EXERCISE: Reproduce the records below exactly as given.

::::::::::

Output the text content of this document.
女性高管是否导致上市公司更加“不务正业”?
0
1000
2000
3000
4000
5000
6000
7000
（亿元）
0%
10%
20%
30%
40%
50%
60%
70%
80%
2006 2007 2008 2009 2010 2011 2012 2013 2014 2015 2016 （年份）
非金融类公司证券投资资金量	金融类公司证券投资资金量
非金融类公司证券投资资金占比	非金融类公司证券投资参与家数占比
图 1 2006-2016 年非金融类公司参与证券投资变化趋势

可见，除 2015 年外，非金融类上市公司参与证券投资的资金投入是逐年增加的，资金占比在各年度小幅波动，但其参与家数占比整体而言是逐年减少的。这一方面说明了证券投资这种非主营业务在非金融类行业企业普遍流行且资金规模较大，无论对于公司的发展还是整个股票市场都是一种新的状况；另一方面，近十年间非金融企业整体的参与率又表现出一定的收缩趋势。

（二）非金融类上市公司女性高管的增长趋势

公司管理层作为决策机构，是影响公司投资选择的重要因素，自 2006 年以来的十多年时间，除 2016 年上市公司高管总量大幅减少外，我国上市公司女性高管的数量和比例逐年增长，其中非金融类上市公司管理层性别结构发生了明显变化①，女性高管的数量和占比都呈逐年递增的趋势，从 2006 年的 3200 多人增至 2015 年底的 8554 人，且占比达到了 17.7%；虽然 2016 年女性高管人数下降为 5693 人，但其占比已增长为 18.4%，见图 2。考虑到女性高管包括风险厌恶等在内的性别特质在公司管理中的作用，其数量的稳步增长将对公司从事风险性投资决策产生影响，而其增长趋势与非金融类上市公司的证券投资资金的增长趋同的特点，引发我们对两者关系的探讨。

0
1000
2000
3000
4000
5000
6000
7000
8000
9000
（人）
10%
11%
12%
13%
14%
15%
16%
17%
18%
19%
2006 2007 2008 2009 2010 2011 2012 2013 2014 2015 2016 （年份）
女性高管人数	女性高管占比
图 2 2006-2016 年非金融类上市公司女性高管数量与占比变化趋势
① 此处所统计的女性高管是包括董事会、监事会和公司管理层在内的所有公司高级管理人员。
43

::::::::::

RESULT:
Output the text content of this document.
女性高管是否导致上市公司更加“不务正业”?
0
1000
2000
3000
4000
5000
6000
7000
（亿元）
0%
10%
20%
30%
40%
50%
60%
70%
80%
2006 2007 2008 2009 2010 2011 2012 2013 2014 2015 2016 （年份）
非金融类公司证券投资资金量	金融类公司证券投资资金量
非金融类公司证券投资资金占比	非金融类公司证券投资参与家数占比
图 1 2006-2016 年非金融类公司参与证券投资变化趋势

可见，除 2015 年外，非金融类上市公司参与证券投资的资金投入是逐年增加的，资金占比在各年度小幅波动，但其参与家数占比整体而言是逐年减少的。这一方面说明了证券投资这种非主营业务在非金融类行业企业普遍流行且资金规模较大，无论对于公司的发展还是整个股票市场都是一种新的状况；另一方面，近十年间非金融企业整体的参与率又表现出一定的收缩趋势。

（二）非金融类上市公司女性高管的增长趋势

公司管理层作为决策机构，是影响公司投资选择的重要因素，自 2006 年以来的十多年时间，除 2016 年上市公司高管总量大幅减少外，我国上市公司女性高管的数量和比例逐年增长，其中非金融类上市公司管理层性别结构发生了明显变化①，女性高管的数量和占比都呈逐年递增的趋势，从 2006 年的 3200 多人增至 2015 年底的 8554 人，且占比达到了 17.7%；虽然 2016 年女性高管人数下降为 5693 人，但其占比已增长为 18.4%，见图 2。考虑到女性高管包括风险厌恶等在内的性别特质在公司管理中的作用，其数量的稳步增长将对公司从事风险性投资决策产生影响，而其增长趋势与非金融类上市公司的证券投资资金的增长趋同的特点，引发我们对两者关系的探讨。

0
1000
2000
3000
4000
5000
6000
7000
8000
9000
（人）
10%
11%
12%
13%
14%
15%
16%
17%
18%
19%
2006 2007 2008 2009 2010 2011 2012 2013 2014 2015 2016 （年份）
女性高管人数	女性高管占比
图 2 2006-2016 年非金融类上市公司女性高管数量与占比变化趋势
① 此处所统计的女性高管是包括董事会、监事会和公司管理层在内的所有公司高级管理人员。
43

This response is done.